_Exercise input_:
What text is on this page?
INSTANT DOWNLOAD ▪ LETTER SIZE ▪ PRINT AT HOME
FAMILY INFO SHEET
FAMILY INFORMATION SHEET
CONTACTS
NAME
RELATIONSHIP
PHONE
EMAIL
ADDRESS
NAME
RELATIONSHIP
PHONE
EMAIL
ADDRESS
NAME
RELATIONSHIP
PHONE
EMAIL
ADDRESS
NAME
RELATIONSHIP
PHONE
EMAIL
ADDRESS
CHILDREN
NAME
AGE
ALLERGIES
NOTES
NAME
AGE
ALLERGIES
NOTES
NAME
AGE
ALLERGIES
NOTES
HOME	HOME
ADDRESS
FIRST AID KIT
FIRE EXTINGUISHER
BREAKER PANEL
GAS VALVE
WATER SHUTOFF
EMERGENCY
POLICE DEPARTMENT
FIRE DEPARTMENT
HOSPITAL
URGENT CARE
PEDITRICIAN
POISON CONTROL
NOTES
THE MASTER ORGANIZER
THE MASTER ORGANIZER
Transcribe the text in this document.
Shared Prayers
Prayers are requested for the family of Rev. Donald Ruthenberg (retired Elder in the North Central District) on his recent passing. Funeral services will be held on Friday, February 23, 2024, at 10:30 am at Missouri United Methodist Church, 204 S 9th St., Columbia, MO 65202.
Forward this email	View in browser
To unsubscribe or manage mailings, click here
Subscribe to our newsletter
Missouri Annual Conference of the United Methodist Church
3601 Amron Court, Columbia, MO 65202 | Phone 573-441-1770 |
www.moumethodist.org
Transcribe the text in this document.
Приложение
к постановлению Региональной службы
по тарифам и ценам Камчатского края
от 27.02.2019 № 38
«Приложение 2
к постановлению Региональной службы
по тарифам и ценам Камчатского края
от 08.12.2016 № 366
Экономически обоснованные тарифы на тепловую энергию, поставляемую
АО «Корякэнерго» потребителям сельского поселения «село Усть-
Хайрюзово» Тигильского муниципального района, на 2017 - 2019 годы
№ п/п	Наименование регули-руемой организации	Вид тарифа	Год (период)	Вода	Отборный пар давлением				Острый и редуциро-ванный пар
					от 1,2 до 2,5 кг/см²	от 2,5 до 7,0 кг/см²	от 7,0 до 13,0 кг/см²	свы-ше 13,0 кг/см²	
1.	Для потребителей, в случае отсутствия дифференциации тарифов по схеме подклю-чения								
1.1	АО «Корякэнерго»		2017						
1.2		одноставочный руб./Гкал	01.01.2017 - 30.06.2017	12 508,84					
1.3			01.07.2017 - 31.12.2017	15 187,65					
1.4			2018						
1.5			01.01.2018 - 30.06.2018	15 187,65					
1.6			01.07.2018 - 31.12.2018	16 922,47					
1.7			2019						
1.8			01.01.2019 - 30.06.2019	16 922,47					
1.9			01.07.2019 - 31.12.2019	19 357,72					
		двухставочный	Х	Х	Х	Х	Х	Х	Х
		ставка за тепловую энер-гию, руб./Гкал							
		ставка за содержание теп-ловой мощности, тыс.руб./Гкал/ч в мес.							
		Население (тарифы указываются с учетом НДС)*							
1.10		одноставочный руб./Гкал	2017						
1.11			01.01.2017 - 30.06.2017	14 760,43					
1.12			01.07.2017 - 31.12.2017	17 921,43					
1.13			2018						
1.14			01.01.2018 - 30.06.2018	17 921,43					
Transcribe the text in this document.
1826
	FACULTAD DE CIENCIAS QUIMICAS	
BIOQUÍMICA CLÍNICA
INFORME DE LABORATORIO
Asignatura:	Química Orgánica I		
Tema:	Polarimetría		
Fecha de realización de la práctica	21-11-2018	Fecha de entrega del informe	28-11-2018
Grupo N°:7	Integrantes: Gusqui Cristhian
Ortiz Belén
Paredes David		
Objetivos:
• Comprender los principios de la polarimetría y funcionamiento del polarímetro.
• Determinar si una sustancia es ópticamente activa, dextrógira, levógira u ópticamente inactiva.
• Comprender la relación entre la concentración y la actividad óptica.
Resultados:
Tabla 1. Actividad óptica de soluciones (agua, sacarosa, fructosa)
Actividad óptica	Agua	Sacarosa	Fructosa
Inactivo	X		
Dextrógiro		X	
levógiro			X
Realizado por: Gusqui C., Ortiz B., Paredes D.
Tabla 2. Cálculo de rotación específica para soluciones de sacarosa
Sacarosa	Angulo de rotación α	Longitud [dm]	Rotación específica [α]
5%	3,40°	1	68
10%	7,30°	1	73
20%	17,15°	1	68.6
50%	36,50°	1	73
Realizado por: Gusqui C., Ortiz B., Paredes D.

_What you will do_: Write out all of the records above exactly as they appear.

_In response_:
What text is on this page?
INSTANT DOWNLOAD ▪ LETTER SIZE ▪ PRINT AT HOME
FAMILY INFO SHEET
FAMILY INFORMATION SHEET
CONTACTS
NAME
RELATIONSHIP
PHONE
EMAIL
ADDRESS
NAME
RELATIONSHIP
PHONE
EMAIL
ADDRESS
NAME
RELATIONSHIP
PHONE
EMAIL
ADDRESS
NAME
RELATIONSHIP
PHONE
EMAIL
ADDRESS
CHILDREN
NAME
AGE
ALLERGIES
NOTES
NAME
AGE
ALLERGIES
NOTES
NAME
AGE
ALLERGIES
NOTES
HOME	HOME
ADDRESS
FIRST AID KIT
FIRE EXTINGUISHER
BREAKER PANEL
GAS VALVE
WATER SHUTOFF
EMERGENCY
POLICE DEPARTMENT
FIRE DEPARTMENT
HOSPITAL
URGENT CARE
PEDITRICIAN
POISON CONTROL
NOTES
THE MASTER ORGANIZER
THE MASTER ORGANIZER
Transcribe the text in this document.
Shared Prayers
Prayers are requested for the family of Rev. Donald Ruthenberg (retired Elder in the North Central District) on his recent passing. Funeral services will be held on Friday, February 23, 2024, at 10:30 am at Missouri United Methodist Church, 204 S 9th St., Columbia, MO 65202.
Forward this email	View in browser
To unsubscribe or manage mailings, click here
Subscribe to our newsletter
Missouri Annual Conference of the United Methodist Church
3601 Amron Court, Columbia, MO 65202 | Phone 573-441-1770 |
www.moumethodist.org
Transcribe the text in this document.
Приложение
к постановлению Региональной службы
по тарифам и ценам Камчатского края
от 27.02.2019 № 38
«Приложение 2
к постановлению Региональной службы
по тарифам и ценам Камчатского края
от 08.12.2016 № 366
Экономически обоснованные тарифы на тепловую энергию, поставляемую
АО «Корякэнерго» потребителям сельского поселения «село Усть-
Хайрюзово» Тигильского муниципального района, на 2017 - 2019 годы
№ п/п	Наименование регули-руемой организации	Вид тарифа	Год (период)	Вода	Отборный пар давлением				Острый и редуциро-ванный пар
					от 1,2 до 2,5 кг/см²	от 2,5 до 7,0 кг/см²	от 7,0 до 13,0 кг/см²	свы-ше 13,0 кг/см²	
1.	Для потребителей, в случае отсутствия дифференциации тарифов по схеме подклю-чения								
1.1	АО «Корякэнерго»		2017						
1.2		одноставочный руб./Гкал	01.01.2017 - 30.06.2017	12 508,84					
1.3			01.07.2017 - 31.12.2017	15 187,65					
1.4			2018						
1.5			01.01.2018 - 30.06.2018	15 187,65					
1.6			01.07.2018 - 31.12.2018	16 922,47					
1.7			2019						
1.8			01.01.2019 - 30.06.2019	16 922,47					
1.9			01.07.2019 - 31.12.2019	19 357,72					
		двухставочный	Х	Х	Х	Х	Х	Х	Х
		ставка за тепловую энер-гию, руб./Гкал							
		ставка за содержание теп-ловой мощности, тыс.руб./Гкал/ч в мес.							
		Население (тарифы указываются с учетом НДС)*							
1.10		одноставочный руб./Гкал	2017						
1.11			01.01.2017 - 30.06.2017	14 760,43					
1.12			01.07.2017 - 31.12.2017	17 921,43					
1.13			2018						
1.14			01.01.2018 - 30.06.2018	17 921,43					
Transcribe the text in this document.
1826
	FACULTAD DE CIENCIAS QUIMICAS	
BIOQUÍMICA CLÍNICA
INFORME DE LABORATORIO
Asignatura:	Química Orgánica I		
Tema:	Polarimetría		
Fecha de realización de la práctica	21-11-2018	Fecha de entrega del informe	28-11-2018
Grupo N°:7	Integrantes: Gusqui Cristhian
Ortiz Belén
Paredes David		
Objetivos:
• Comprender los principios de la polarimetría y funcionamiento del polarímetro.
• Determinar si una sustancia es ópticamente activa, dextrógira, levógira u ópticamente inactiva.
• Comprender la relación entre la concentración y la actividad óptica.
Resultados:
Tabla 1. Actividad óptica de soluciones (agua, sacarosa, fructosa)
Actividad óptica	Agua	Sacarosa	Fructosa
Inactivo	X		
Dextrógiro		X	
levógiro			X
Realizado por: Gusqui C., Ortiz B., Paredes D.
Tabla 2. Cálculo de rotación específica para soluciones de sacarosa
Sacarosa	Angulo de rotación α	Longitud [dm]	Rotación específica [α]
5%	3,40°	1	68
10%	7,30°	1	73
20%	17,15°	1	68.6
50%	36,50°	1	73
Realizado por: Gusqui C., Ortiz B., Paredes D.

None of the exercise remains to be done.